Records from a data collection

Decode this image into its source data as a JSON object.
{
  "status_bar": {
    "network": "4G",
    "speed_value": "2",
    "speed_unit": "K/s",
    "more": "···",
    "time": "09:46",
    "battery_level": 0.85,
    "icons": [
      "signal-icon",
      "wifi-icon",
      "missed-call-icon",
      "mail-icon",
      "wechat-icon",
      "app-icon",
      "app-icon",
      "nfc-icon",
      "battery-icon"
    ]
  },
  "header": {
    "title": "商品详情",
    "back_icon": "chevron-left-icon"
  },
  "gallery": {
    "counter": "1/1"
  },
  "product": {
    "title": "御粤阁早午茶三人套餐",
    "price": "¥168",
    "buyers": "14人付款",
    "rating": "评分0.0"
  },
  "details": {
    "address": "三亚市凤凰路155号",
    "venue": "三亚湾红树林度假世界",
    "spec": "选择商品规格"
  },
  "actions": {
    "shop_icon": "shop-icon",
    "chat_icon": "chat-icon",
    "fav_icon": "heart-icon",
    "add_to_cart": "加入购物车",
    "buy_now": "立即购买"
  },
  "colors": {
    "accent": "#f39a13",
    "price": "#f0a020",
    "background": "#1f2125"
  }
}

__Required work__. All of the entries above need to be reproduced exactly.

__Full answer__.
Decode this image into its source data as a JSON object.
{
  "status_bar": {
    "network": "4G",
    "speed_value": "2",
    "speed_unit": "K/s",
    "more": "···",
    "time": "09:46",
    "battery_level": 0.85,
    "icons": [
      "signal-icon",
      "wifi-icon",
      "missed-call-icon",
      "mail-icon",
      "wechat-icon",
      "app-icon",
      "app-icon",
      "nfc-icon",
      "battery-icon"
    ]
  },
  "header": {
    "title": "商品详情",
    "back_icon": "chevron-left-icon"
  },
  "gallery": {
    "counter": "1/1"
  },
  "product": {
    "title": "御粤阁早午茶三人套餐",
    "price": "¥168",
    "buyers": "14人付款",
    "rating": "评分0.0"
  },
  "details": {
    "address": "三亚市凤凰路155号",
    "venue": "三亚湾红树林度假世界",
    "spec": "选择商品规格"
  },
  "actions": {
    "shop_icon": "shop-icon",
    "chat_icon": "chat-icon",
    "fav_icon": "heart-icon",
    "add_to_cart": "加入购物车",
    "buy_now": "立即购买"
  },
  "colors": {
    "accent": "#f39a13",
    "price": "#f0a020",
    "background": "#1f2125"
  }
}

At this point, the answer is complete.